Climategate: one year later

November 17 marked the one year anniversary of the hacking of CRU mail servers and the release of thousands of emails between climate scientists.

Though irrelevant to the scientific case for anthropogenic climate change, the event was significant in the public relations sphere. I have not found the time to do a proper memorial write up though I think it is important to reassess and reframe the controversy with the benefit of hindsight. But as luck would have it, a young climate blogger named Kate at Climate Sight has written a piece as well laid out and written as I could ever have hoped to do, full of supporting links and intelligent insights.

Please go have a read there!

That important work being done, I am free to pick a shallower approach and quickly talk about a few things the emails did not say! (I have used examples from this page as a quick one-stop shop for the climate conspiracy nut’s favorite email quotes.)

Phil Jones said “I’ve just completed Mike’s Nature trick of adding in the real temps to each series for the last 20 years (ie from 1981 onwards) amd from 1961 for Keith’s to hide the decline.”. He did not say “and I hope no one catches me because Mike and I described fully what we did in the scientific literature, what were we thinking?”

Mann said he will contact BBC’s Richard Black to find out why a BBC journalist published a sceptical article. He did not say he was contacting the IPCC’s secret service to have the journalist brought in for “questioning” [evil laugh].

Kevin Trenberth says “The fact is that we can’t account for the lack of warming at the moment and it is a travesty that we can’t.” He did not say “and we better make something up quick or the funding gravy train will come off the rails.”

Tom Wigley said “A bunch of us are putting something together on the latest Lindzen and Choi crap.” He did not say “A bunch of us are putting some crap together on the latest Lindzen and Choi paper.”

▶ **What the task requires**
Reproduce the Climategate anniversary post in full, word for word. The listing that follows plays no part here.

▶ **Records shown**
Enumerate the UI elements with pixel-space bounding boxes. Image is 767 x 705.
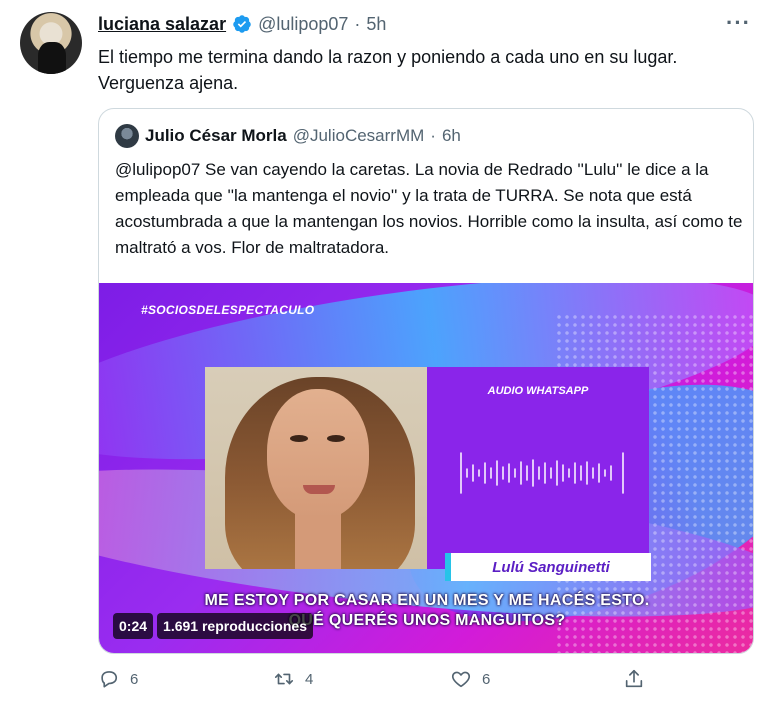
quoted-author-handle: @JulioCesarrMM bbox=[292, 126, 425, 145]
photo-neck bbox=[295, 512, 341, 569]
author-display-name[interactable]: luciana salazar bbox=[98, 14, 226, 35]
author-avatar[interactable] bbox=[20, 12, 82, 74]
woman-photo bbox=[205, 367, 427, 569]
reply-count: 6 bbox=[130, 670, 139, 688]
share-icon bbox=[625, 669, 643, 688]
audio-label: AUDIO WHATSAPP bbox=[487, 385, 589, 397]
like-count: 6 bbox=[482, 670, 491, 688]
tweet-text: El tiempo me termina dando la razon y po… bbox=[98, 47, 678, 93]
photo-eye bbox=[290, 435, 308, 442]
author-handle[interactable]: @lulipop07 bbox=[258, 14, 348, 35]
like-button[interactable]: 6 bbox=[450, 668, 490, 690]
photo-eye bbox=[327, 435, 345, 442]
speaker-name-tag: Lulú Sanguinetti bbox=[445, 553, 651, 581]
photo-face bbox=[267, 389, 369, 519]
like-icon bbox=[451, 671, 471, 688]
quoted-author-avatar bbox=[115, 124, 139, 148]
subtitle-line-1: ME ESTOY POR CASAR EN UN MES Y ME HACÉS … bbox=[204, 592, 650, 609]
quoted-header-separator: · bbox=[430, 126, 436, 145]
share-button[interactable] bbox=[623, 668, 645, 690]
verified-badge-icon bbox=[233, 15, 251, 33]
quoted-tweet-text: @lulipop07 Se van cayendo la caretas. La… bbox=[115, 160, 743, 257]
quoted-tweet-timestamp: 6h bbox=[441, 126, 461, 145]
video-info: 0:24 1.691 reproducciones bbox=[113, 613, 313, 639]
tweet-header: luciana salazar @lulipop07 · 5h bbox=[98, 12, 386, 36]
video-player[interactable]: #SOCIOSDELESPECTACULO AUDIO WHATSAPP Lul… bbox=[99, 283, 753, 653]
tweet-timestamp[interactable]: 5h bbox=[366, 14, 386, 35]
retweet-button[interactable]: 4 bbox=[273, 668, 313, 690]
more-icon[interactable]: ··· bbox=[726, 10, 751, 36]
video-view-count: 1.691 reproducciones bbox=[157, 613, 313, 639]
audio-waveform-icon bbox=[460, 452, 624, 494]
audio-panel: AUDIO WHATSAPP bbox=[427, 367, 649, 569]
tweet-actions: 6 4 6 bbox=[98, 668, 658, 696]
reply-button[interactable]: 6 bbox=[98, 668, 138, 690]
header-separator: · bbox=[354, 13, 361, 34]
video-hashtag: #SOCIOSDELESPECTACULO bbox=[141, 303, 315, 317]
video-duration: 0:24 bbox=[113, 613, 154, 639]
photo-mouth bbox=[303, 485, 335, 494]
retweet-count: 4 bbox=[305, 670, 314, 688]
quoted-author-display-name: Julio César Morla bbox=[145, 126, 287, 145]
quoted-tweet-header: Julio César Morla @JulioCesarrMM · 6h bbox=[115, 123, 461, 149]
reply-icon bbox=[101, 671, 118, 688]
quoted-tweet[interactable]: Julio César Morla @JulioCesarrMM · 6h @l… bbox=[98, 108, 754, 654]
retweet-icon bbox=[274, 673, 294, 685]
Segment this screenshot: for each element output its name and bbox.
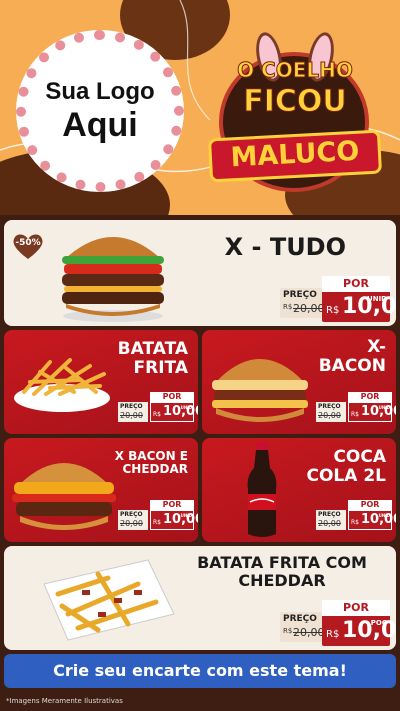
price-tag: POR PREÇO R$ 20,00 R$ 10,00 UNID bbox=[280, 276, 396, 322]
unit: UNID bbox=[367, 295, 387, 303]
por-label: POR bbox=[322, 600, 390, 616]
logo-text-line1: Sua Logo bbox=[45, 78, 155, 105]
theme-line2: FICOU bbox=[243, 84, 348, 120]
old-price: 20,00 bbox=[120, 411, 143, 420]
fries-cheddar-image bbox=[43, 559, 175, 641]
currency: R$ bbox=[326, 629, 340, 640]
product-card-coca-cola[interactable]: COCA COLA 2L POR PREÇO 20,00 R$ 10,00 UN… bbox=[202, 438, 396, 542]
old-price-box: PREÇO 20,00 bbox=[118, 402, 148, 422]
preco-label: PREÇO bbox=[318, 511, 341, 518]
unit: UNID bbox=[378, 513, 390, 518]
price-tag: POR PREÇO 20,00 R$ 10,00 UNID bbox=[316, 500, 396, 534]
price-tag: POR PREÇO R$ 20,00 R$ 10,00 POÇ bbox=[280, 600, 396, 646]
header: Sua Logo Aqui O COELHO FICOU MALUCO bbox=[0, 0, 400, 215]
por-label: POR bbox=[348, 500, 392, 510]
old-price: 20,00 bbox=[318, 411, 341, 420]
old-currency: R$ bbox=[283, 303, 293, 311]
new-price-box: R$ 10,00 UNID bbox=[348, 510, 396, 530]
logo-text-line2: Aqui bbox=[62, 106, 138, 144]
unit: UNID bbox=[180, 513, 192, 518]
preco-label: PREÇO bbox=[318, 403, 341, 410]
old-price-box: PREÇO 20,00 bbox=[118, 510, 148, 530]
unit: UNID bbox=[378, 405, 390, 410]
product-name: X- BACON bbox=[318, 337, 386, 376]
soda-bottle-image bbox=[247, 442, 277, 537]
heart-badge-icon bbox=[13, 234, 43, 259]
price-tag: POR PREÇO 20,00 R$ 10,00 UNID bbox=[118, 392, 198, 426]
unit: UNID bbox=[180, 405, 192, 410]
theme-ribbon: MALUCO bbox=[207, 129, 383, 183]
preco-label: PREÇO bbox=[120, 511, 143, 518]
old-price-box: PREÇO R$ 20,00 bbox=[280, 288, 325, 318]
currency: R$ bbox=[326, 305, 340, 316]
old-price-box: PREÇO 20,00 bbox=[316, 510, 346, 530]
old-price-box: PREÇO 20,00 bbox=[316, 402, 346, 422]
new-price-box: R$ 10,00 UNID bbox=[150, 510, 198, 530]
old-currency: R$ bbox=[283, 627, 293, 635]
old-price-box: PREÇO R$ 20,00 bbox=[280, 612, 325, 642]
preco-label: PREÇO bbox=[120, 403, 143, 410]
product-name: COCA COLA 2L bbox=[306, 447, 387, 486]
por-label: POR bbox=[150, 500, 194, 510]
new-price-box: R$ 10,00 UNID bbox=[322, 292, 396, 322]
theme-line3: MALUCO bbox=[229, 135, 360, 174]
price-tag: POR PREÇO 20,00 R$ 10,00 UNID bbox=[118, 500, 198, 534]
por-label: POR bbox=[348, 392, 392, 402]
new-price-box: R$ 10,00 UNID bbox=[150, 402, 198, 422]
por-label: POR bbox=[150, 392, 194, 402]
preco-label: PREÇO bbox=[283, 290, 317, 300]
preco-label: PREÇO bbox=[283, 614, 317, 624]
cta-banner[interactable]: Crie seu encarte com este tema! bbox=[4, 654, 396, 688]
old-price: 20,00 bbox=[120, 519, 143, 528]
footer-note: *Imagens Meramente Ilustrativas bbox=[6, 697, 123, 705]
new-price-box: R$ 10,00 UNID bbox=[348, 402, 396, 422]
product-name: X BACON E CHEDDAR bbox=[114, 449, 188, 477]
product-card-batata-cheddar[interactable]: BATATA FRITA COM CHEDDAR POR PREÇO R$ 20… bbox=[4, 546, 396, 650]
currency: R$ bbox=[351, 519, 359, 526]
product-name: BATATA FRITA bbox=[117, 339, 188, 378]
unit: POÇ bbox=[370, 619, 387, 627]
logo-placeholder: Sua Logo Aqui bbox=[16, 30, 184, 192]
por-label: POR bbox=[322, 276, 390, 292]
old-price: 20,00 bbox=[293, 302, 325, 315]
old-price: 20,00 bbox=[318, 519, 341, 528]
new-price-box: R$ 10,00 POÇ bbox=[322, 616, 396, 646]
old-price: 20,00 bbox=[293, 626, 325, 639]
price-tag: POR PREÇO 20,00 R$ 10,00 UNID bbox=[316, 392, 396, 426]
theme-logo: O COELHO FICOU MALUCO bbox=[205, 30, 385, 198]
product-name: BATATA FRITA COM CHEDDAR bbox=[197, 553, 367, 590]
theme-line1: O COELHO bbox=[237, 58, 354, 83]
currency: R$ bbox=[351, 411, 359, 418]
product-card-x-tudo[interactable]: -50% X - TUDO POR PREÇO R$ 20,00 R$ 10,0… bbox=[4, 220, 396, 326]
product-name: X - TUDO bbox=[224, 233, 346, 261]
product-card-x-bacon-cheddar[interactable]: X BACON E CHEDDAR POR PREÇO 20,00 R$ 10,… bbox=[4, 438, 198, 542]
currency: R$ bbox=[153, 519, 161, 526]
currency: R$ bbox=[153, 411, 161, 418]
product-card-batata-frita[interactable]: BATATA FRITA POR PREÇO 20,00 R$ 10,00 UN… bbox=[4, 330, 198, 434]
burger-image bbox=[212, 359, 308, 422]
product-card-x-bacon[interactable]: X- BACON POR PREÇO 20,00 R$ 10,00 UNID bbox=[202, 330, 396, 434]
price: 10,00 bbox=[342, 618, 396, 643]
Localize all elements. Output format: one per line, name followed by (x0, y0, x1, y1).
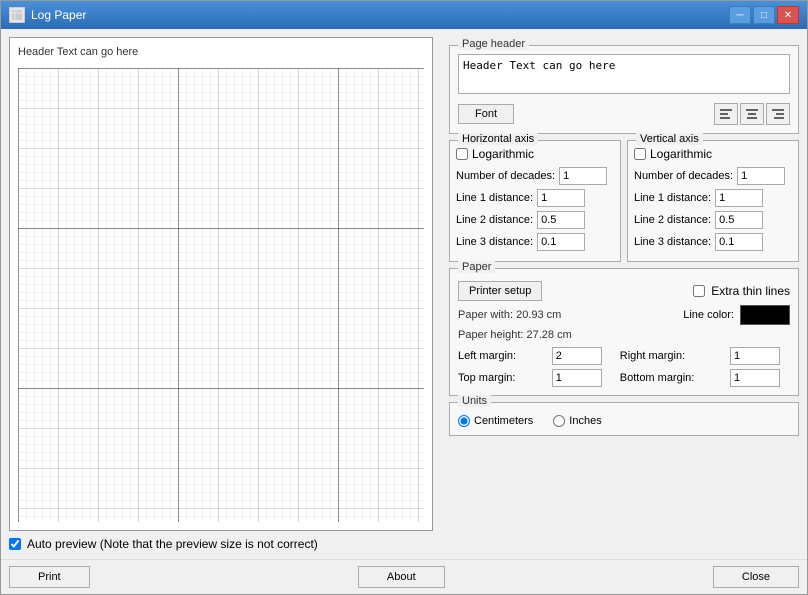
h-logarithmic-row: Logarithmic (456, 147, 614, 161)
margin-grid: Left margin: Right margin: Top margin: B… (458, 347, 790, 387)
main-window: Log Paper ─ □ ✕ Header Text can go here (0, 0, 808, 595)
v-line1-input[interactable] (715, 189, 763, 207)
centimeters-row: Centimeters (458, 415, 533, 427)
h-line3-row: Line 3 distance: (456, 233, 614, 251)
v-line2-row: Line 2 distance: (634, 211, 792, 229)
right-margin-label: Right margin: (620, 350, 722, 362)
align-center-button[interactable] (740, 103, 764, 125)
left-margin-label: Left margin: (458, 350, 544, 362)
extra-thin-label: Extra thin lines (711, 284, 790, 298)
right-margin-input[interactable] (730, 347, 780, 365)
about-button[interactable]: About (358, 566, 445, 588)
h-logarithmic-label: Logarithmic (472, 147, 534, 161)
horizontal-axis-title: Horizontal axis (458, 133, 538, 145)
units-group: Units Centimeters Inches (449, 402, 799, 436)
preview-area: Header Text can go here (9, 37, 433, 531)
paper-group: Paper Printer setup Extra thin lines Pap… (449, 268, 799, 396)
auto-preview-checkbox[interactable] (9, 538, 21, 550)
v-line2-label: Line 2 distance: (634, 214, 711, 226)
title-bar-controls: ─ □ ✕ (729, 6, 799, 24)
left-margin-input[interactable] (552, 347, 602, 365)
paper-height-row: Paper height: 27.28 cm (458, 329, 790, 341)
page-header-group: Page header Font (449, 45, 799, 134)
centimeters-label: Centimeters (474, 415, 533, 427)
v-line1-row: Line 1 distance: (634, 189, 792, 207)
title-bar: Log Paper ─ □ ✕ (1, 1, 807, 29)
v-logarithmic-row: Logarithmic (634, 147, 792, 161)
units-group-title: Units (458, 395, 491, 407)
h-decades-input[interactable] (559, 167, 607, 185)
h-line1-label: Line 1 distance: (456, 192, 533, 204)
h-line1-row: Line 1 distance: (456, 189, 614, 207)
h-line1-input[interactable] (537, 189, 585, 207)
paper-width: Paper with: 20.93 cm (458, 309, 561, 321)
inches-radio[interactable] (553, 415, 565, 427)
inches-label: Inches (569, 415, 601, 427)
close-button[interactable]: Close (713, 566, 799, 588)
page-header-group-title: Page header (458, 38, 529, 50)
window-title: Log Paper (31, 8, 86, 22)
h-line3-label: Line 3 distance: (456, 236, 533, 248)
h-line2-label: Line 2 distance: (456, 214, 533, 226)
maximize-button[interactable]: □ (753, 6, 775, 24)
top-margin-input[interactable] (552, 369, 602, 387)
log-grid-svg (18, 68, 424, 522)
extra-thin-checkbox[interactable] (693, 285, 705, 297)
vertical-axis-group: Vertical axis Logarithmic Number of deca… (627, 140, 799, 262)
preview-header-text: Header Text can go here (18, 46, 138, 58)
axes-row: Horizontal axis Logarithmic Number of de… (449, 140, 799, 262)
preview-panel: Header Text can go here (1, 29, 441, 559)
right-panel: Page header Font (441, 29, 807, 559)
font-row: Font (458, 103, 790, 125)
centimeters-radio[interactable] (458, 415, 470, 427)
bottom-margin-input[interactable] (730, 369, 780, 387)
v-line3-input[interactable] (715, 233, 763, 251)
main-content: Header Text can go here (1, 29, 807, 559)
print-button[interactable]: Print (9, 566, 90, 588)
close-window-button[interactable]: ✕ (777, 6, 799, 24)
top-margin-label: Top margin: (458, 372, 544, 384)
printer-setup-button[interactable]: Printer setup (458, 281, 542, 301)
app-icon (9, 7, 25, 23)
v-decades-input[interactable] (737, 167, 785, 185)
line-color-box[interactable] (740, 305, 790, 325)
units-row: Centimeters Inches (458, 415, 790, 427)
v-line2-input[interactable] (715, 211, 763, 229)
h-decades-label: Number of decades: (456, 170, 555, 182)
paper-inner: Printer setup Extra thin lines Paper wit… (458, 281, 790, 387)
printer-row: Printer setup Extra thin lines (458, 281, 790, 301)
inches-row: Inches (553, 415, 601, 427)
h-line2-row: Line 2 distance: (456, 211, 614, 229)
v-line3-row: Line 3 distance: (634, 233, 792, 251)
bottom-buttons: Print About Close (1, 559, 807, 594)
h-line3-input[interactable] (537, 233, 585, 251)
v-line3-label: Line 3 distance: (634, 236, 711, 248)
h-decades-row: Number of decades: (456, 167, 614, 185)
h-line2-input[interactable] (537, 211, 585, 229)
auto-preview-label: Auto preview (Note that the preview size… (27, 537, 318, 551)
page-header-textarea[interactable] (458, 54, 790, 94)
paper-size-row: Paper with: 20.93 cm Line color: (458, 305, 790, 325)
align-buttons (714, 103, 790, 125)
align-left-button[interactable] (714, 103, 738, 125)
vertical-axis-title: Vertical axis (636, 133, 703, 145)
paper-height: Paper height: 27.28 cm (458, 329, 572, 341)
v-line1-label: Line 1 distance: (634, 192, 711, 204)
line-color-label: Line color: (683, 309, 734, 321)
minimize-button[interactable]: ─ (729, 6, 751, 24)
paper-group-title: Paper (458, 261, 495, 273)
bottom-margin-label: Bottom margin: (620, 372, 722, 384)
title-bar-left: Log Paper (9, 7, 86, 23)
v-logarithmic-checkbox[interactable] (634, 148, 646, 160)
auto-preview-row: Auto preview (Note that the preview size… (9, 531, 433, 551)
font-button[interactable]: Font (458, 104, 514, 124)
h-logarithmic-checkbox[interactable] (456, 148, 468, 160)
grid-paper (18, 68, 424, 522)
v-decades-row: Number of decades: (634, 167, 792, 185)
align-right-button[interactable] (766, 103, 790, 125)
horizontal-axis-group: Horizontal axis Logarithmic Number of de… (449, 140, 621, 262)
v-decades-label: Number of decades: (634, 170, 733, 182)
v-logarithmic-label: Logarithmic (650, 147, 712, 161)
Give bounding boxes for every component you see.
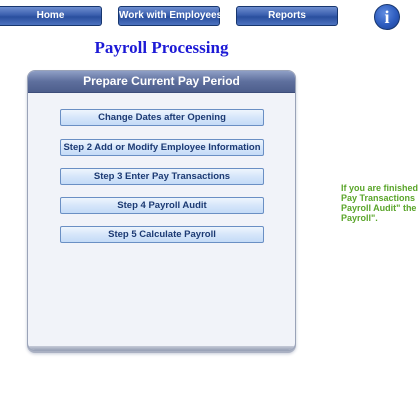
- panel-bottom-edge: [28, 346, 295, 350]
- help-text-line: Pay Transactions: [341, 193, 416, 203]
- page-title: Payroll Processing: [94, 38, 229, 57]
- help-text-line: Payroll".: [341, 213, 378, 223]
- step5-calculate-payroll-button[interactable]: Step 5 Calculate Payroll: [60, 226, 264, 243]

▶ **Answer to this problem**
Climategate: one year later

November 17 marked the one year anniversary of the hacking of CRU mail servers and the release of thousands of emails between climate scientists.

Though irrelevant to the scientific case for anthropogenic climate change, the event was significant in the public relations sphere. I have not found the time to do a proper memorial write up though I think it is important to reassess and reframe the controversy with the benefit of hindsight. But as luck would have it, a young climate blogger named Kate at Climate Sight has written a piece as well laid out and written as I could ever have hoped to do, full of supporting links and intelligent insights.

Please go have a read there!

That important work being done, I am free to pick a shallower approach and quickly talk about a few things the emails did not say! (I have used examples from this page as a quick one-stop shop for the climate conspiracy nut’s favorite email quotes.)

Phil Jones said “I’ve just completed Mike’s Nature trick of adding in the real temps to each series for the last 20 years (ie from 1981 onwards) amd from 1961 for Keith’s to hide the decline.”. He did not say “and I hope no one catches me because Mike and I described fully what we did in the scientific literature, what were we thinking?”

Mann said he will contact BBC’s Richard Black to find out why a BBC journalist published a sceptical article. He did not say he was contacting the IPCC’s secret service to have the journalist brought in for “questioning” [evil laugh].

Kevin Trenberth says “The fact is that we can’t account for the lack of warming at the moment and it is a travesty that we can’t.” He did not say “and we better make something up quick or the funding gravy train will come off the rails.”

Tom Wigley said “A bunch of us are putting something together on the latest Lindzen and Choi crap.” He did not say “A bunch of us are putting some crap together on the latest Lindzen and Choi paper.”